WRITTEN PROBLEM:
Repeat the data verbatim.

----- DATA SUPPLIED -----

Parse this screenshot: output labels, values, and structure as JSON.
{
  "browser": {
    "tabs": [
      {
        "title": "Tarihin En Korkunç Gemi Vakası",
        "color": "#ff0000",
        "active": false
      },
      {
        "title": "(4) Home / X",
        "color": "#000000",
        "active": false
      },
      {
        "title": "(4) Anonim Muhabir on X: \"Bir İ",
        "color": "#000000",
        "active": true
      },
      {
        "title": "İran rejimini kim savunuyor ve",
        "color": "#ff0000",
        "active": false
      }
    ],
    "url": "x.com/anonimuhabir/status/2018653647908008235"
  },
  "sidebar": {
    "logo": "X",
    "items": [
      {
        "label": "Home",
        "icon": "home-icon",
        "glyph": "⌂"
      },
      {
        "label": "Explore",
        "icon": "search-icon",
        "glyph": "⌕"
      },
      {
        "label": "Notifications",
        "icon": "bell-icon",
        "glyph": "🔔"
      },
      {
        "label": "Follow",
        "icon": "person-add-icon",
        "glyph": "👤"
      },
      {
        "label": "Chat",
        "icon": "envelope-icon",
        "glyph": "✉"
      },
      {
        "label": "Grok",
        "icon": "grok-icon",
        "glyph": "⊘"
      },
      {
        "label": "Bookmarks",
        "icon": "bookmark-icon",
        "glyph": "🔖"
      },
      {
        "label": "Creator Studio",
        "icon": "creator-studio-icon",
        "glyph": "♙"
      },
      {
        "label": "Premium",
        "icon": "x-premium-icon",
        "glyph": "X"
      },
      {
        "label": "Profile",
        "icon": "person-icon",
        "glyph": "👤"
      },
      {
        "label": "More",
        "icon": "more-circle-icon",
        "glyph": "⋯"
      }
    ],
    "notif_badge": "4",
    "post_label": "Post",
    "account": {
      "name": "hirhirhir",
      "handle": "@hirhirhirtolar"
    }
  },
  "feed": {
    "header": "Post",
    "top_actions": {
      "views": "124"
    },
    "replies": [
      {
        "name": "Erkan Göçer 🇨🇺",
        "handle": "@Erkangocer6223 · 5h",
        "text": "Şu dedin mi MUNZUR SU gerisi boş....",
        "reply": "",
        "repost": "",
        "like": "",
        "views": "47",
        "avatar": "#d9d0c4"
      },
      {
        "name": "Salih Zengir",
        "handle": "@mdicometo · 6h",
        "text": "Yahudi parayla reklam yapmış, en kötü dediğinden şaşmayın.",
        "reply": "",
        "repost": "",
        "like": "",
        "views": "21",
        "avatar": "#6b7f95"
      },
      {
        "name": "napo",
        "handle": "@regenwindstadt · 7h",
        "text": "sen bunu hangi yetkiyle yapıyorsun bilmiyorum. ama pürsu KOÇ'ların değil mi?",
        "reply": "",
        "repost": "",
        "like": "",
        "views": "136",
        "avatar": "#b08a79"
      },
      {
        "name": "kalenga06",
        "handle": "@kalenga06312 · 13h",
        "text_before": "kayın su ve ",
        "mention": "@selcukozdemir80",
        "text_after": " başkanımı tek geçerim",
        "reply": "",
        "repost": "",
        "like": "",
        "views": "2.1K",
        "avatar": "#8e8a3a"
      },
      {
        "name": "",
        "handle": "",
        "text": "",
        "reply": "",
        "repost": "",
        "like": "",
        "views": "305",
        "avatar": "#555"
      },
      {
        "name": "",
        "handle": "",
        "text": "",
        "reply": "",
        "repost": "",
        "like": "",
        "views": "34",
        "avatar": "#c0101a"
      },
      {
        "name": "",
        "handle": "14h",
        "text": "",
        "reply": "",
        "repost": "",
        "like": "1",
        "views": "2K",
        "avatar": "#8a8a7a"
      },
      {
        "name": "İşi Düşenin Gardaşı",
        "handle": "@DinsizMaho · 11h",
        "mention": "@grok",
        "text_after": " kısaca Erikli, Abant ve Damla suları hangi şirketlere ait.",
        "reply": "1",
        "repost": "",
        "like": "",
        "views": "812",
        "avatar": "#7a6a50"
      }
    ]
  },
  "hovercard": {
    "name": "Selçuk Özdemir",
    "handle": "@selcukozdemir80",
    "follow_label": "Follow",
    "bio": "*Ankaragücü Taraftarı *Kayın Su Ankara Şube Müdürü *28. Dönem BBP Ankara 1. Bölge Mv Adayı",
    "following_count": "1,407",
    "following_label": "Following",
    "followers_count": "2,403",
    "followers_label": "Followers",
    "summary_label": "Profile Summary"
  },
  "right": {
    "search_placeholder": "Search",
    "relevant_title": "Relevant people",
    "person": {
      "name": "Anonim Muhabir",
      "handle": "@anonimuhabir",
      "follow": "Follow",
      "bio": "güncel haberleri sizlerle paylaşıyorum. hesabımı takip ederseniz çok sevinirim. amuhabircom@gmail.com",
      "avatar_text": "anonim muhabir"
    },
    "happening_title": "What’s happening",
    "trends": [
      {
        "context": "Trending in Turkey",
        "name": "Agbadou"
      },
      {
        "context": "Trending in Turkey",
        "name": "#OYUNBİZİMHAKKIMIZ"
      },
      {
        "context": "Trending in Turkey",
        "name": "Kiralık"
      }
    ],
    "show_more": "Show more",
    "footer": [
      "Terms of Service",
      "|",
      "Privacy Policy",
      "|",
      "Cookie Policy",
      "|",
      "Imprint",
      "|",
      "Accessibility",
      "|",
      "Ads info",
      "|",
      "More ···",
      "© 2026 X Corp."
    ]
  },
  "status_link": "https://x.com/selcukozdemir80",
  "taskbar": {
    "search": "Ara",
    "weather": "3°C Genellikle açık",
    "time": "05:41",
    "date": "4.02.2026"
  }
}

-----

TASK RESULT:
Parse this screenshot: output labels, values, and structure as JSON.
{
  "browser": {
    "tabs": [
      {
        "title": "Tarihin En Korkunç Gemi Vakası",
        "color": "#ff0000",
        "active": false
      },
      {
        "title": "(4) Home / X",
        "color": "#000000",
        "active": false
      },
      {
        "title": "(4) Anonim Muhabir on X: \"Bir İ",
        "color": "#000000",
        "active": true
      },
      {
        "title": "İran rejimini kim savunuyor ve",
        "color": "#ff0000",
        "active": false
      }
    ],
    "url": "x.com/anonimuhabir/status/2018653647908008235"
  },
  "sidebar": {
    "logo": "X",
    "items": [
      {
        "label": "Home",
        "icon": "home-icon",
        "glyph": "⌂"
      },
      {
        "label": "Explore",
        "icon": "search-icon",
        "glyph": "⌕"
      },
      {
        "label": "Notifications",
        "icon": "bell-icon",
        "glyph": "🔔"
      },
      {
        "label": "Follow",
        "icon": "person-add-icon",
        "glyph": "👤"
      },
      {
        "label": "Chat",
        "icon": "envelope-icon",
        "glyph": "✉"
      },
      {
        "label": "Grok",
        "icon": "grok-icon",
        "glyph": "⊘"
      },
      {
        "label": "Bookmarks",
        "icon": "bookmark-icon",
        "glyph": "🔖"
      },
      {
        "label": "Creator Studio",
        "icon": "creator-studio-icon",
        "glyph": "♙"
      },
      {
        "label": "Premium",
        "icon": "x-premium-icon",
        "glyph": "X"
      },
      {
        "label": "Profile",
        "icon": "person-icon",
        "glyph": "👤"
      },
      {
        "label": "More",
        "icon": "more-circle-icon",
        "glyph": "⋯"
      }
    ],
    "notif_badge": "4",
    "post_label": "Post",
    "account": {
      "name": "hirhirhir",
      "handle": "@hirhirhirtolar"
    }
  },
  "feed": {
    "header": "Post",
    "top_actions": {
      "views": "124"
    },
    "replies": [
      {
        "name": "Erkan Göçer 🇨🇺",
        "handle": "@Erkangocer6223 · 5h",
        "text": "Şu dedin mi MUNZUR SU gerisi boş....",
        "reply": "",
        "repost": "",
        "like": "",
        "views": "47",
        "avatar": "#d9d0c4"
      },
      {
        "name": "Salih Zengir",
        "handle": "@mdicometo · 6h",
        "text": "Yahudi parayla reklam yapmış, en kötü dediğinden şaşmayın.",
        "reply": "",
        "repost": "",
        "like": "",
        "views": "21",
        "avatar": "#6b7f95"
      },
      {
        "name": "napo",
        "handle": "@regenwindstadt · 7h",
        "text": "sen bunu hangi yetkiyle yapıyorsun bilmiyorum. ama pürsu KOÇ'ların değil mi?",
        "reply": "",
        "repost": "",
        "like": "",
        "views": "136",
        "avatar": "#b08a79"
      },
      {
        "name": "kalenga06",
        "handle": "@kalenga06312 · 13h",
        "text_before": "kayın su ve ",
        "mention": "@selcukozdemir80",
        "text_after": " başkanımı tek geçerim",
        "reply": "",
        "repost": "",
        "like": "",
        "views": "2.1K",
        "avatar": "#8e8a3a"
      },
      {
        "name": "",
        "handle": "",
        "text": "",
        "reply": "",
        "repost": "",
        "like": "",
        "views": "305",
        "avatar": "#555"
      },
      {
        "name": "",
        "handle": "",
        "text": "",
        "reply": "",
        "repost": "",
        "like": "",
        "views": "34",
        "avatar": "#c0101a"
      },
      {
        "name": "",
        "handle": "14h",
        "text": "",
        "reply": "",
        "repost": "",
        "like": "1",
        "views": "2K",
        "avatar": "#8a8a7a"
      },
      {
        "name": "İşi Düşenin Gardaşı",
        "handle": "@DinsizMaho · 11h",
        "mention": "@grok",
        "text_after": " kısaca Erikli, Abant ve Damla suları hangi şirketlere ait.",
        "reply": "1",
        "repost": "",
        "like": "",
        "views": "812",
        "avatar": "#7a6a50"
      }
    ]
  },
  "hovercard": {
    "name": "Selçuk Özdemir",
    "handle": "@selcukozdemir80",
    "follow_label": "Follow",
    "bio": "*Ankaragücü Taraftarı *Kayın Su Ankara Şube Müdürü *28. Dönem BBP Ankara 1. Bölge Mv Adayı",
    "following_count": "1,407",
    "following_label": "Following",
    "followers_count": "2,403",
    "followers_label": "Followers",
    "summary_label": "Profile Summary"
  },
  "right": {
    "search_placeholder": "Search",
    "relevant_title": "Relevant people",
    "person": {
      "name": "Anonim Muhabir",
      "handle": "@anonimuhabir",
      "follow": "Follow",
      "bio": "güncel haberleri sizlerle paylaşıyorum. hesabımı takip ederseniz çok sevinirim. amuhabircom@gmail.com",
      "avatar_text": "anonim muhabir"
    },
    "happening_title": "What’s happening",
    "trends": [
      {
        "context": "Trending in Turkey",
        "name": "Agbadou"
      },
      {
        "context": "Trending in Turkey",
        "name": "#OYUNBİZİMHAKKIMIZ"
      },
      {
        "context": "Trending in Turkey",
        "name": "Kiralık"
      }
    ],
    "show_more": "Show more",
    "footer": [
      "Terms of Service",
      "|",
      "Privacy Policy",
      "|",
      "Cookie Policy",
      "|",
      "Imprint",
      "|",
      "Accessibility",
      "|",
      "Ads info",
      "|",
      "More ···",
      "© 2026 X Corp."
    ]
  },
  "status_link": "https://x.com/selcukozdemir80",
  "taskbar": {
    "search": "Ara",
    "weather": "3°C Genellikle açık",
    "time": "05:41",
    "date": "4.02.2026"
  }
}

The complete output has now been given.